Exact reproduction is required for all entries.

**Available records**

start

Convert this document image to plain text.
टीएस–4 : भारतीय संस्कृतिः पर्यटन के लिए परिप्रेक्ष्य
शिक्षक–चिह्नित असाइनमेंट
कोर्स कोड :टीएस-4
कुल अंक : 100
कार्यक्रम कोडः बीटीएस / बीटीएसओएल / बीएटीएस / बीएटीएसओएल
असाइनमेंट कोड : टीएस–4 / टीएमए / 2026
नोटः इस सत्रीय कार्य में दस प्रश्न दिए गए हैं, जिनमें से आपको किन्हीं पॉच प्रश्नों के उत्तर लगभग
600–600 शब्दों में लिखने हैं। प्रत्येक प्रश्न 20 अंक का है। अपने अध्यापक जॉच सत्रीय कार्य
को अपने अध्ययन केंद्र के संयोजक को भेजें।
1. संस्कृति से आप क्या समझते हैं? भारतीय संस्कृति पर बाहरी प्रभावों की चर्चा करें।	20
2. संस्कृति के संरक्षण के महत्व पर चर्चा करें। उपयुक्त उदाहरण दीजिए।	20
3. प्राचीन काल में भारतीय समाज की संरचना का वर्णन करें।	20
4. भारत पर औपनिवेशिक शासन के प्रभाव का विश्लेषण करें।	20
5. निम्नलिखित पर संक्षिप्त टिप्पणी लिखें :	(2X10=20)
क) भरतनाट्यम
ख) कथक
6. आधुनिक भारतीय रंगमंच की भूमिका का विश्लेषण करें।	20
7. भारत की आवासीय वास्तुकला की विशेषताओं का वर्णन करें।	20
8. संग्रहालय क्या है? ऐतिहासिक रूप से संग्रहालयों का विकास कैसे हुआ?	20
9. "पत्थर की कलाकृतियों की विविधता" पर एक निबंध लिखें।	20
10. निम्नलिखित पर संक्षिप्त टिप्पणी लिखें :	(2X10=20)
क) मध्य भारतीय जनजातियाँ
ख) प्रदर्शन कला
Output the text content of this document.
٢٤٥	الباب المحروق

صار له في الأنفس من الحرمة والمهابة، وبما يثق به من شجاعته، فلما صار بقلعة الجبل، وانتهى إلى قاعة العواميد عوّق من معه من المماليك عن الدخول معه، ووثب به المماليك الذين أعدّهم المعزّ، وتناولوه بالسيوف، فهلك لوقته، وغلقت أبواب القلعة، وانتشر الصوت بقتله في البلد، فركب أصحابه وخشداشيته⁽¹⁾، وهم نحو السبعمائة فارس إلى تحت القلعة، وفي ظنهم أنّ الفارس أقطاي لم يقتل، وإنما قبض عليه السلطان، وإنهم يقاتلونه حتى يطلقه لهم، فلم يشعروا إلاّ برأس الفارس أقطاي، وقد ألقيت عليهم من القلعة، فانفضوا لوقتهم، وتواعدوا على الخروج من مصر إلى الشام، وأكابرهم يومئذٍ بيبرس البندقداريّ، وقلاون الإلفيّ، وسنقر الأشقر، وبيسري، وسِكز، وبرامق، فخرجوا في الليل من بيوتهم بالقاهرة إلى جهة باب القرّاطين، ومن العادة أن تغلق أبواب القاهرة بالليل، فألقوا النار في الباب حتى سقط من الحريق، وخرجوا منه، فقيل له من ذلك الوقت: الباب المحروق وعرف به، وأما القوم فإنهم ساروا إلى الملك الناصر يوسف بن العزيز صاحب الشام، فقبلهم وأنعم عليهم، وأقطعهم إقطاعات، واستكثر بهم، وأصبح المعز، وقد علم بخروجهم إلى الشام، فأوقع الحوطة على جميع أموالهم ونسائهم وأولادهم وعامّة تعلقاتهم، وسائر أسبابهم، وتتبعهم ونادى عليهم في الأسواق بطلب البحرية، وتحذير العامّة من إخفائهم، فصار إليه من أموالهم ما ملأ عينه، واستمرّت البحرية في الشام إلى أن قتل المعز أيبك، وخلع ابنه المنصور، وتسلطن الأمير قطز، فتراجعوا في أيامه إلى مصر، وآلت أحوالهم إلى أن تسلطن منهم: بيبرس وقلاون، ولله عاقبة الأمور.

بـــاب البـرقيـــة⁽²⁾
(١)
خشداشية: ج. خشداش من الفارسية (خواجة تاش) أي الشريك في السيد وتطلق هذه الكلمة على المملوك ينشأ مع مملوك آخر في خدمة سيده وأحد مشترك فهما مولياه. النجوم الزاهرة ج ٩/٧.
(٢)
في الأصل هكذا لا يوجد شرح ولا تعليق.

end

**Solution**
Convert this document image to plain text.
टीएस–4 : भारतीय संस्कृतिः पर्यटन के लिए परिप्रेक्ष्य
शिक्षक–चिह्नित असाइनमेंट
कोर्स कोड :टीएस-4
कुल अंक : 100
कार्यक्रम कोडः बीटीएस / बीटीएसओएल / बीएटीएस / बीएटीएसओएल
असाइनमेंट कोड : टीएस–4 / टीएमए / 2026
नोटः इस सत्रीय कार्य में दस प्रश्न दिए गए हैं, जिनमें से आपको किन्हीं पॉच प्रश्नों के उत्तर लगभग
600–600 शब्दों में लिखने हैं। प्रत्येक प्रश्न 20 अंक का है। अपने अध्यापक जॉच सत्रीय कार्य
को अपने अध्ययन केंद्र के संयोजक को भेजें।
1. संस्कृति से आप क्या समझते हैं? भारतीय संस्कृति पर बाहरी प्रभावों की चर्चा करें।	20
2. संस्कृति के संरक्षण के महत्व पर चर्चा करें। उपयुक्त उदाहरण दीजिए।	20
3. प्राचीन काल में भारतीय समाज की संरचना का वर्णन करें।	20
4. भारत पर औपनिवेशिक शासन के प्रभाव का विश्लेषण करें।	20
5. निम्नलिखित पर संक्षिप्त टिप्पणी लिखें :	(2X10=20)
क) भरतनाट्यम
ख) कथक
6. आधुनिक भारतीय रंगमंच की भूमिका का विश्लेषण करें।	20
7. भारत की आवासीय वास्तुकला की विशेषताओं का वर्णन करें।	20
8. संग्रहालय क्या है? ऐतिहासिक रूप से संग्रहालयों का विकास कैसे हुआ?	20
9. "पत्थर की कलाकृतियों की विविधता" पर एक निबंध लिखें।	20
10. निम्नलिखित पर संक्षिप्त टिप्पणी लिखें :	(2X10=20)
क) मध्य भारतीय जनजातियाँ
ख) प्रदर्शन कला
Output the text content of this document.
٢٤٥	الباب المحروق

صار له في الأنفس من الحرمة والمهابة، وبما يثق به من شجاعته، فلما صار بقلعة الجبل، وانتهى إلى قاعة العواميد عوّق من معه من المماليك عن الدخول معه، ووثب به المماليك الذين أعدّهم المعزّ، وتناولوه بالسيوف، فهلك لوقته، وغلقت أبواب القلعة، وانتشر الصوت بقتله في البلد، فركب أصحابه وخشداشيته⁽¹⁾، وهم نحو السبعمائة فارس إلى تحت القلعة، وفي ظنهم أنّ الفارس أقطاي لم يقتل، وإنما قبض عليه السلطان، وإنهم يقاتلونه حتى يطلقه لهم، فلم يشعروا إلاّ برأس الفارس أقطاي، وقد ألقيت عليهم من القلعة، فانفضوا لوقتهم، وتواعدوا على الخروج من مصر إلى الشام، وأكابرهم يومئذٍ بيبرس البندقداريّ، وقلاون الإلفيّ، وسنقر الأشقر، وبيسري، وسِكز، وبرامق، فخرجوا في الليل من بيوتهم بالقاهرة إلى جهة باب القرّاطين، ومن العادة أن تغلق أبواب القاهرة بالليل، فألقوا النار في الباب حتى سقط من الحريق، وخرجوا منه، فقيل له من ذلك الوقت: الباب المحروق وعرف به، وأما القوم فإنهم ساروا إلى الملك الناصر يوسف بن العزيز صاحب الشام، فقبلهم وأنعم عليهم، وأقطعهم إقطاعات، واستكثر بهم، وأصبح المعز، وقد علم بخروجهم إلى الشام، فأوقع الحوطة على جميع أموالهم ونسائهم وأولادهم وعامّة تعلقاتهم، وسائر أسبابهم، وتتبعهم ونادى عليهم في الأسواق بطلب البحرية، وتحذير العامّة من إخفائهم، فصار إليه من أموالهم ما ملأ عينه، واستمرّت البحرية في الشام إلى أن قتل المعز أيبك، وخلع ابنه المنصور، وتسلطن الأمير قطز، فتراجعوا في أيامه إلى مصر، وآلت أحوالهم إلى أن تسلطن منهم: بيبرس وقلاون، ولله عاقبة الأمور.

بـــاب البـرقيـــة⁽²⁾
(١)
خشداشية: ج. خشداش من الفارسية (خواجة تاش) أي الشريك في السيد وتطلق هذه الكلمة على المملوك ينشأ مع مملوك آخر في خدمة سيده وأحد مشترك فهما مولياه. النجوم الزاهرة ج ٩/٧.
(٢)
في الأصل هكذا لا يوجد شرح ولا تعليق.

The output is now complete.